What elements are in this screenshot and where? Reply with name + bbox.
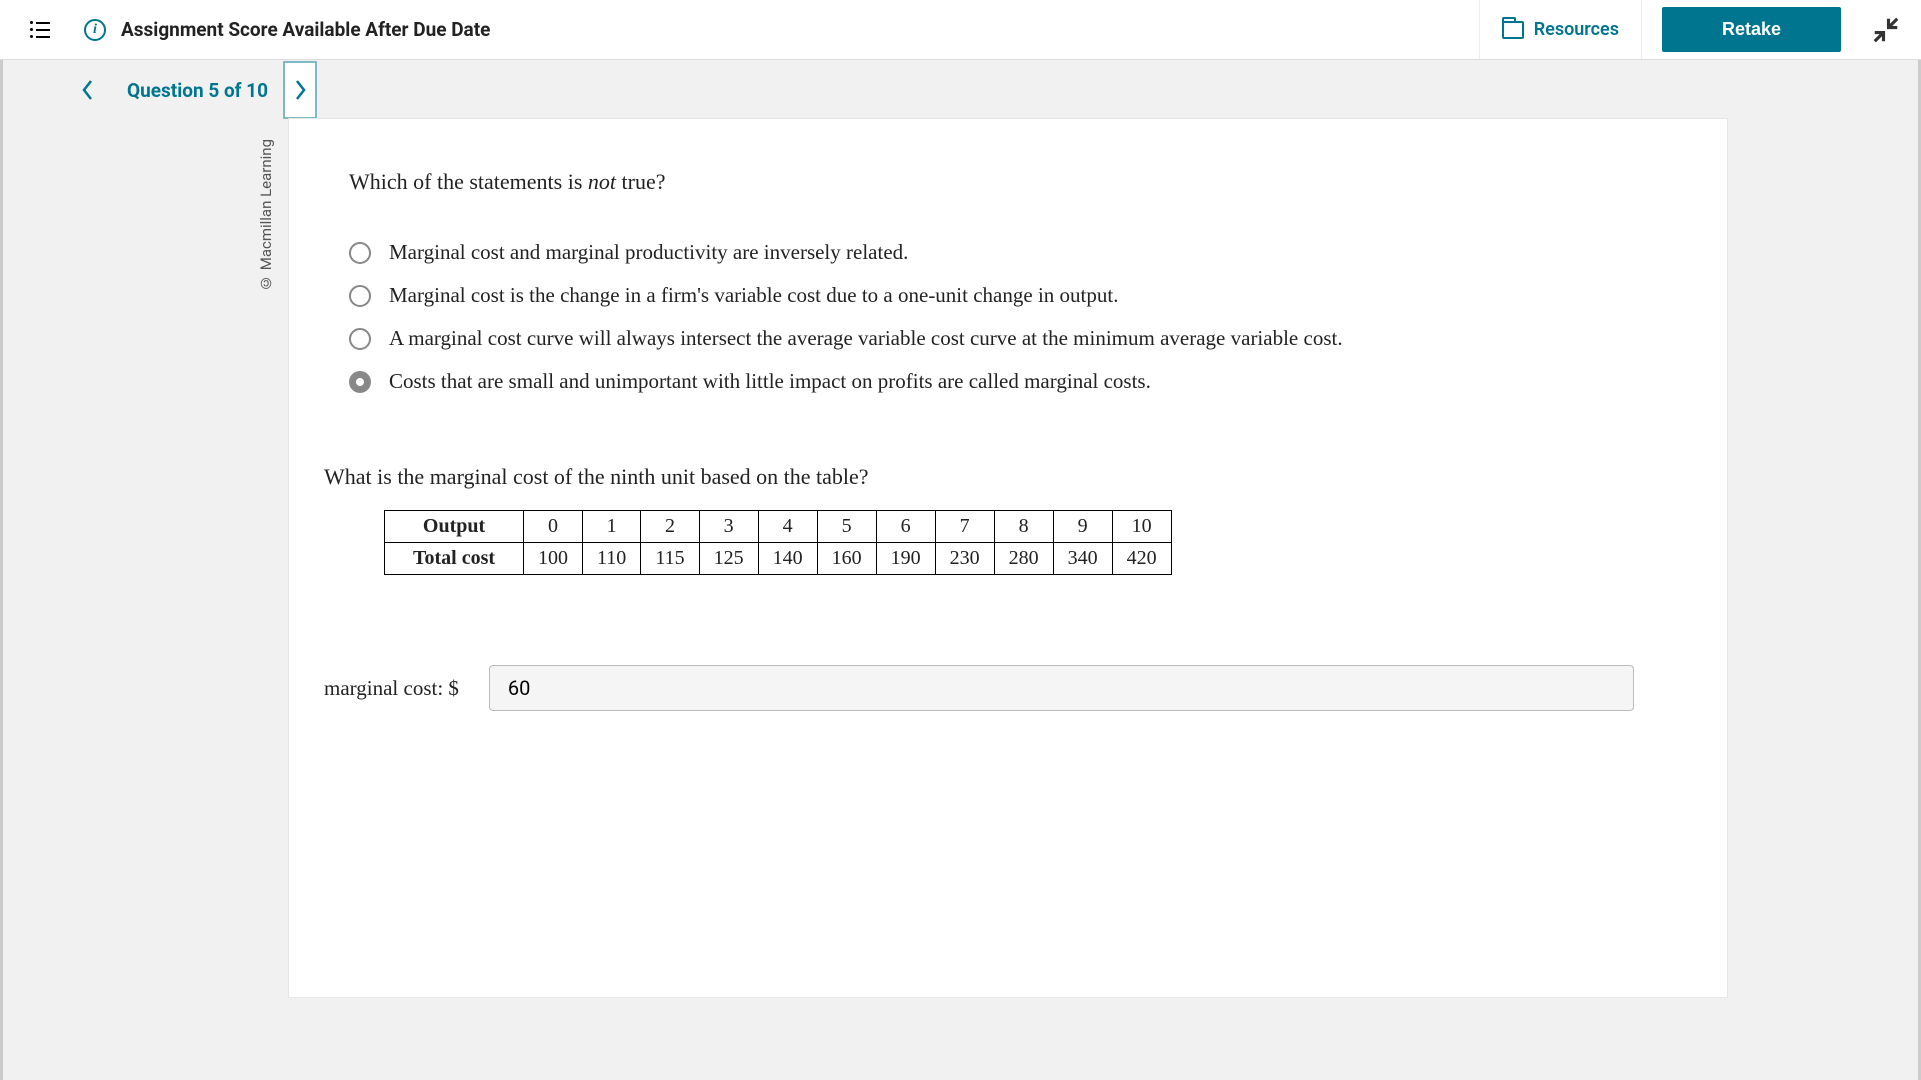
prev-question-button[interactable] (71, 61, 105, 119)
retake-button[interactable]: Retake (1662, 7, 1841, 52)
radio-icon (349, 371, 371, 393)
choice-0[interactable]: Marginal cost and marginal productivity … (349, 240, 1687, 265)
totalcost-cell: 110 (583, 543, 641, 575)
choice-text: Marginal cost is the change in a firm's … (389, 283, 1118, 308)
totalcost-row-label: Total cost (385, 543, 524, 575)
next-question-button[interactable] (283, 61, 317, 119)
totalcost-cell: 230 (935, 543, 994, 575)
output-cell: 8 (994, 511, 1053, 543)
output-cell: 3 (699, 511, 758, 543)
totalcost-cell: 340 (1053, 543, 1112, 575)
choices-group: Marginal cost and marginal productivity … (349, 240, 1687, 394)
totalcost-cell: 125 (699, 543, 758, 575)
output-cell: 1 (583, 511, 641, 543)
question1-stem: Which of the statements is not true? (349, 169, 1687, 195)
choice-text: A marginal cost curve will always inters… (389, 326, 1343, 351)
resources-button[interactable]: Resources (1479, 0, 1642, 59)
info-icon[interactable]: i (84, 19, 106, 41)
output-cell: 7 (935, 511, 994, 543)
question-nav: Question 5 of 10 (3, 60, 1918, 120)
choice-3[interactable]: Costs that are small and unimportant wit… (349, 369, 1687, 394)
output-cell: 5 (817, 511, 876, 543)
answer-row: marginal cost: $ (324, 665, 1687, 711)
collapse-icon[interactable] (1871, 15, 1901, 45)
folder-icon (1502, 21, 1524, 39)
output-row-label: Output (385, 511, 524, 543)
workspace: Question 5 of 10 © Macmillan Learning Wh… (0, 60, 1921, 1080)
output-cell: 2 (641, 511, 699, 543)
radio-icon (349, 285, 371, 307)
cost-table: Output012345678910 Total cost10011011512… (384, 510, 1172, 575)
output-cell: 6 (876, 511, 935, 543)
output-cell: 4 (758, 511, 817, 543)
top-bar: i Assignment Score Available After Due D… (0, 0, 1921, 60)
menu-icon[interactable] (30, 18, 54, 42)
question-panel: © Macmillan Learning Which of the statem… (288, 118, 1728, 998)
question-counter: Question 5 of 10 (105, 79, 283, 102)
choice-text: Marginal cost and marginal productivity … (389, 240, 908, 265)
totalcost-cell: 160 (817, 543, 876, 575)
output-cell: 9 (1053, 511, 1112, 543)
marginal-cost-input[interactable] (489, 665, 1634, 711)
choice-text: Costs that are small and unimportant wit… (389, 369, 1151, 394)
output-cell: 10 (1112, 511, 1171, 543)
page-title: Assignment Score Available After Due Dat… (121, 18, 490, 41)
totalcost-cell: 100 (524, 543, 583, 575)
radio-icon (349, 242, 371, 264)
totalcost-cell: 190 (876, 543, 935, 575)
totalcost-cell: 115 (641, 543, 699, 575)
output-cell: 0 (524, 511, 583, 543)
answer-label: marginal cost: $ (324, 676, 459, 701)
choice-1[interactable]: Marginal cost is the change in a firm's … (349, 283, 1687, 308)
totalcost-cell: 420 (1112, 543, 1171, 575)
totalcost-cell: 140 (758, 543, 817, 575)
question2-stem: What is the marginal cost of the ninth u… (324, 464, 1687, 490)
copyright-text: © Macmillan Learning (257, 139, 275, 292)
choice-2[interactable]: A marginal cost curve will always inters… (349, 326, 1687, 351)
totalcost-cell: 280 (994, 543, 1053, 575)
radio-icon (349, 328, 371, 350)
resources-label: Resources (1534, 19, 1619, 40)
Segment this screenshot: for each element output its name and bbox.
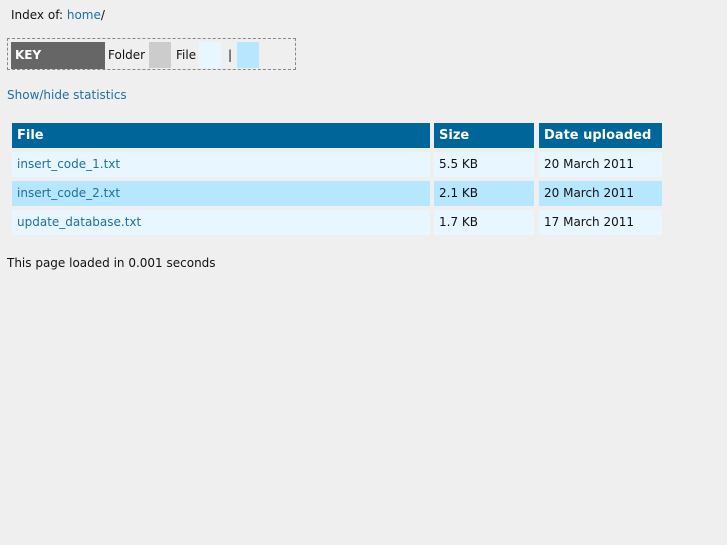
table-row-date-cell: 20 March 2011 (539, 152, 662, 177)
folder-swatch (149, 42, 171, 68)
path-separator: / (100, 8, 105, 22)
column-header-date[interactable]: Date uploaded (539, 123, 662, 148)
file-link[interactable]: insert_code_1.txt (17, 157, 120, 171)
table-row-date-cell: 17 March 2011 (539, 210, 662, 235)
file-swatch (199, 42, 221, 68)
home-link[interactable]: home (67, 8, 101, 22)
key-legend: KEY Folder File | (7, 38, 296, 70)
file-legend-label: File (176, 48, 197, 62)
table-row-file-cell: insert_code_1.txt (12, 152, 430, 177)
key-title: KEY (11, 42, 105, 69)
table-row-size-cell: 1.7 KB (434, 210, 534, 235)
table-row-file-cell: insert_code_2.txt (12, 181, 430, 206)
page-load-time: This page loaded in 0.001 seconds (7, 256, 216, 270)
column-header-size[interactable]: Size (434, 123, 534, 148)
index-path: Index of: home/ (11, 7, 105, 23)
table-row-date-cell: 20 March 2011 (539, 181, 662, 206)
file-alt-swatch (237, 42, 259, 68)
index-label: Index of: (11, 8, 67, 22)
table-row-size-cell: 5.5 KB (434, 152, 534, 177)
table-row-file-cell: update_database.txt (12, 210, 430, 235)
show-hide-statistics-link[interactable]: Show/hide statistics (7, 87, 127, 103)
column-header-file[interactable]: File (12, 123, 430, 148)
file-link[interactable]: insert_code_2.txt (17, 186, 120, 200)
folder-legend-label: Folder (108, 48, 146, 62)
table-row-size-cell: 2.1 KB (434, 181, 534, 206)
file-link[interactable]: update_database.txt (17, 215, 141, 229)
legend-separator: | (228, 48, 233, 62)
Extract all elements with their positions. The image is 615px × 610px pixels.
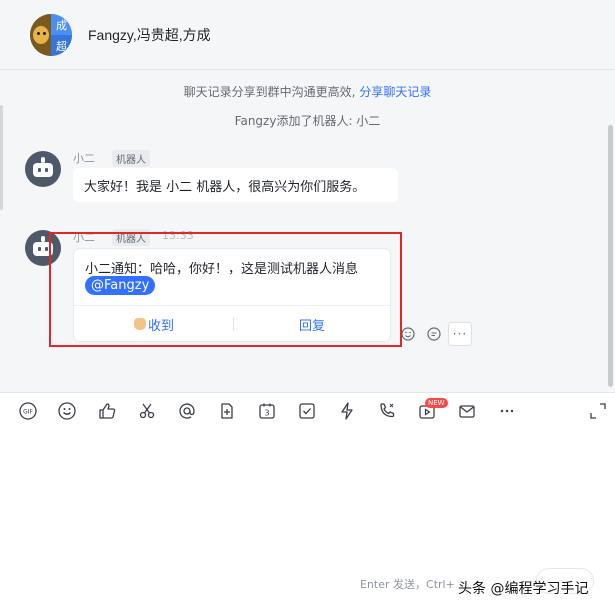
- group-avatar[interactable]: 成 超: [30, 14, 72, 56]
- phone-icon[interactable]: [377, 401, 397, 421]
- bot-added-notice: Fangzy添加了机器人: 小二: [234, 114, 381, 128]
- emoji-icon[interactable]: [57, 401, 77, 421]
- mail-icon[interactable]: [457, 401, 477, 421]
- chat-title[interactable]: Fangzy,冯贵超,方成: [88, 25, 211, 45]
- highlight-box: [49, 232, 402, 347]
- more-icon[interactable]: [497, 401, 517, 421]
- message-bubble[interactable]: 大家好！我是 小二 机器人，很高兴为你们服务。: [73, 168, 398, 202]
- scissors-icon[interactable]: [137, 401, 157, 421]
- input-toolbar: GIF 3: [0, 392, 615, 428]
- new-badge: NEW: [425, 398, 448, 408]
- bot-tag: 机器人: [112, 150, 150, 167]
- gif-icon[interactable]: GIF: [18, 401, 38, 421]
- message-scrollbar[interactable]: [608, 125, 613, 387]
- monkey-avatar-part: [30, 14, 51, 56]
- expand-icon[interactable]: [588, 401, 608, 421]
- message-actions: ···: [396, 322, 472, 346]
- checkbox-icon[interactable]: [297, 401, 317, 421]
- bot-avatar[interactable]: [25, 151, 61, 187]
- chat-header: 成 超 Fangzy,冯贵超,方成: [0, 0, 615, 70]
- comment-icon[interactable]: [422, 322, 446, 346]
- watermark: 头条 @编程学习手记: [458, 581, 589, 597]
- avatar-char-2: 超: [51, 35, 72, 56]
- avatar-char-1: 成: [51, 14, 72, 35]
- calendar-icon[interactable]: 3: [257, 401, 277, 421]
- send-hint: Enter 发送，Ctrl+: [360, 578, 455, 591]
- svg-text:GIF: GIF: [23, 409, 33, 416]
- lightning-icon[interactable]: [337, 401, 357, 421]
- thumbs-up-icon[interactable]: [97, 401, 117, 421]
- file-plus-icon[interactable]: [217, 401, 237, 421]
- sender-name[interactable]: 小二: [73, 150, 95, 166]
- share-tip-text: 聊天记录分享到群中沟通更高效,: [183, 85, 356, 99]
- share-tip: 聊天记录分享到群中沟通更高效, 分享聊天记录: [0, 83, 615, 100]
- more-actions-button[interactable]: ···: [448, 322, 472, 346]
- at-icon[interactable]: [177, 401, 197, 421]
- share-history-link[interactable]: 分享聊天记录: [359, 85, 431, 99]
- calendar-day: 3: [264, 409, 269, 418]
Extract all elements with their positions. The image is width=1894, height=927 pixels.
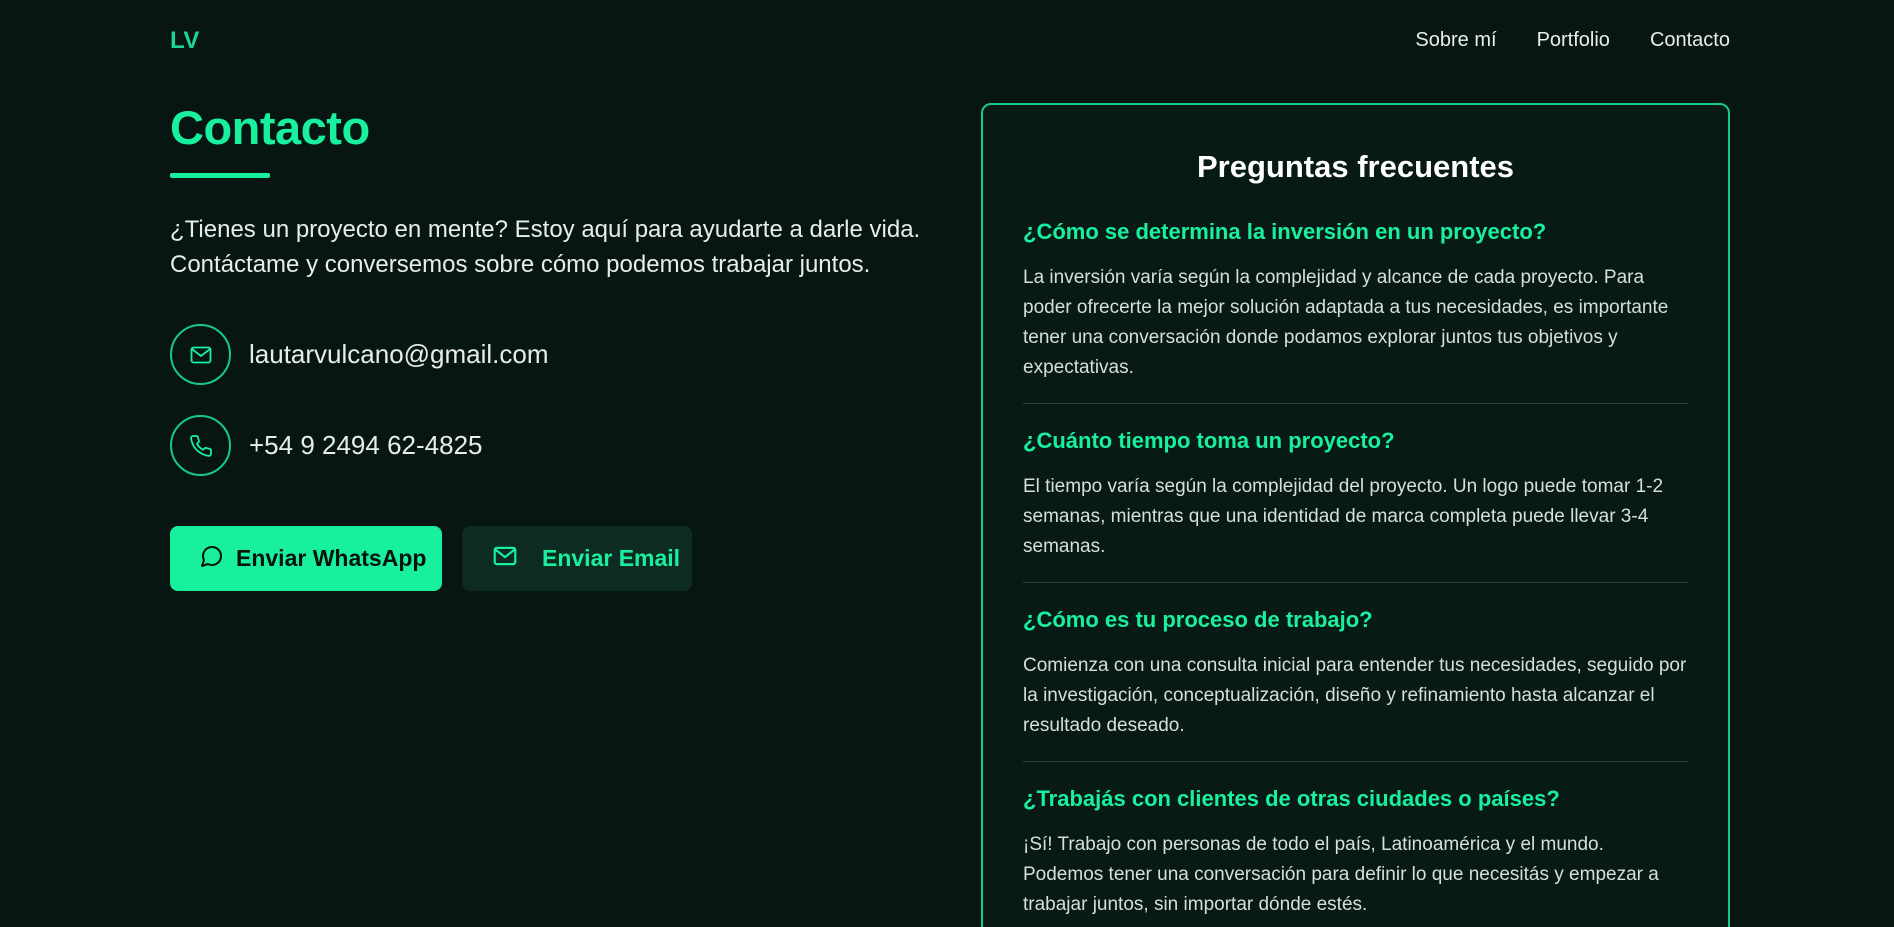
phone-icon xyxy=(170,415,231,476)
faq-answer: Comienza con una consulta inicial para e… xyxy=(1023,655,1687,736)
chat-bubble-icon xyxy=(200,544,224,574)
page-title: Contacto xyxy=(170,101,370,154)
faq-answer: El tiempo varía según la complejidad del… xyxy=(1023,476,1664,557)
faq-item: ¿Cuánto tiempo toma un proyecto? El tiem… xyxy=(1023,428,1688,583)
faq-title: Preguntas frecuentes xyxy=(1197,149,1514,184)
faq-item: ¿Cómo es tu proceso de trabajo? Comienza… xyxy=(1023,607,1688,762)
send-email-button[interactable]: Enviar Email xyxy=(462,526,692,591)
send-email-label: Enviar Email xyxy=(542,545,681,571)
phone-row: +54 9 2494 62-4825 xyxy=(170,415,950,476)
nav-link-portfolio[interactable]: Portfolio xyxy=(1537,29,1610,52)
email-address[interactable]: lautarvulcano@gmail.com xyxy=(249,339,549,370)
logo[interactable]: LV xyxy=(170,27,200,55)
nav-link-contacto[interactable]: Contacto xyxy=(1650,29,1730,52)
mail-icon xyxy=(492,543,518,575)
top-nav: LV Sobre mí Portfolio Contacto xyxy=(170,24,1730,56)
nav-links: Sobre mí Portfolio Contacto xyxy=(1415,29,1730,52)
faq-question: ¿Cuánto tiempo toma un proyecto? xyxy=(1023,428,1395,453)
page: LV Sobre mí Portfolio Contacto Contacto … xyxy=(0,0,1894,927)
contact-intro: ¿Tienes un proyecto en mente? Estoy aquí… xyxy=(170,216,921,278)
faq-question: ¿Cómo es tu proceso de trabajo? xyxy=(1023,607,1373,632)
send-whatsapp-button[interactable]: Enviar WhatsApp xyxy=(170,526,442,591)
contact-buttons: Enviar WhatsApp Enviar Email xyxy=(170,526,950,591)
faq-question: ¿Trabajás con clientes de otras ciudades… xyxy=(1023,786,1560,811)
faq-item: ¿Cómo se determina la inversión en un pr… xyxy=(1023,219,1688,404)
email-row: lautarvulcano@gmail.com xyxy=(170,324,950,385)
contact-section: Contacto ¿Tienes un proyecto en mente? E… xyxy=(170,100,950,591)
send-whatsapp-label: Enviar WhatsApp xyxy=(236,545,427,571)
title-underline xyxy=(170,173,270,178)
faq-answer: La inversión varía según la complejidad … xyxy=(1023,267,1669,378)
faq-question: ¿Cómo se determina la inversión en un pr… xyxy=(1023,219,1547,244)
faq-answer: ¡Sí! Trabajo con personas de todo el paí… xyxy=(1023,834,1659,915)
faq-item: ¿Trabajás con clientes de otras ciudades… xyxy=(1023,786,1688,927)
mail-icon xyxy=(170,324,231,385)
faq-card: Preguntas frecuentes ¿Cómo se determina … xyxy=(981,103,1730,927)
nav-link-sobre-mi[interactable]: Sobre mí xyxy=(1415,29,1496,52)
phone-number[interactable]: +54 9 2494 62-4825 xyxy=(249,430,483,461)
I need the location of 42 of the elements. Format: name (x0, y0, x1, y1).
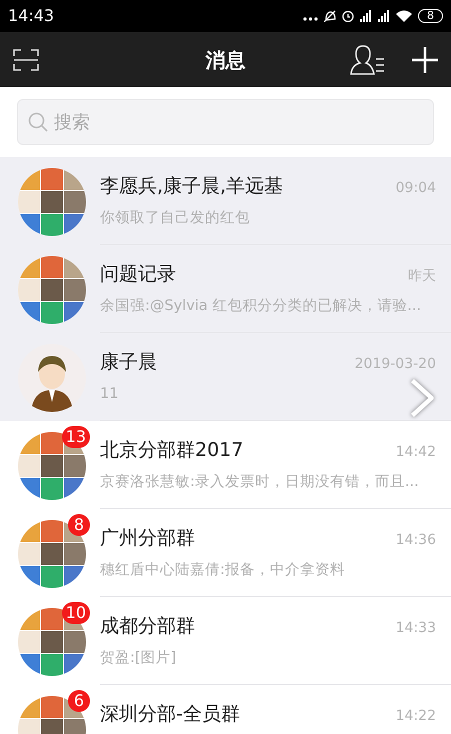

EXERCISE REQUIREMENTS
Copy the stretch of the listing from the line containing "- group-avatar[interactable]: 成" through the line containing "- bot-tag: 机器人: [112, 150, 150, 167]", both included, reproducing each line as it stands.

RESPONSE TO THIS TASK
- group-avatar[interactable]: 成 超: [30, 14, 72, 56]
- phone-icon[interactable]: [377, 401, 397, 421]
- bot-added-notice: Fangzy添加了机器人: 小二: [234, 114, 381, 128]
- emoji-icon[interactable]: [57, 401, 77, 421]
- mail-icon[interactable]: [457, 401, 477, 421]
- chat-title[interactable]: Fangzy,冯贵超,方成: [88, 25, 211, 45]
- highlight-box: [49, 232, 402, 347]
- more-icon[interactable]: [497, 401, 517, 421]
- message-bubble[interactable]: 大家好！我是 小二 机器人，很高兴为你们服务。: [73, 168, 398, 202]
- scissors-icon[interactable]: [137, 401, 157, 421]
- input-toolbar: GIF 3: [0, 392, 615, 428]
- new-badge: NEW: [425, 398, 448, 408]
- bot-tag: 机器人: [112, 150, 150, 167]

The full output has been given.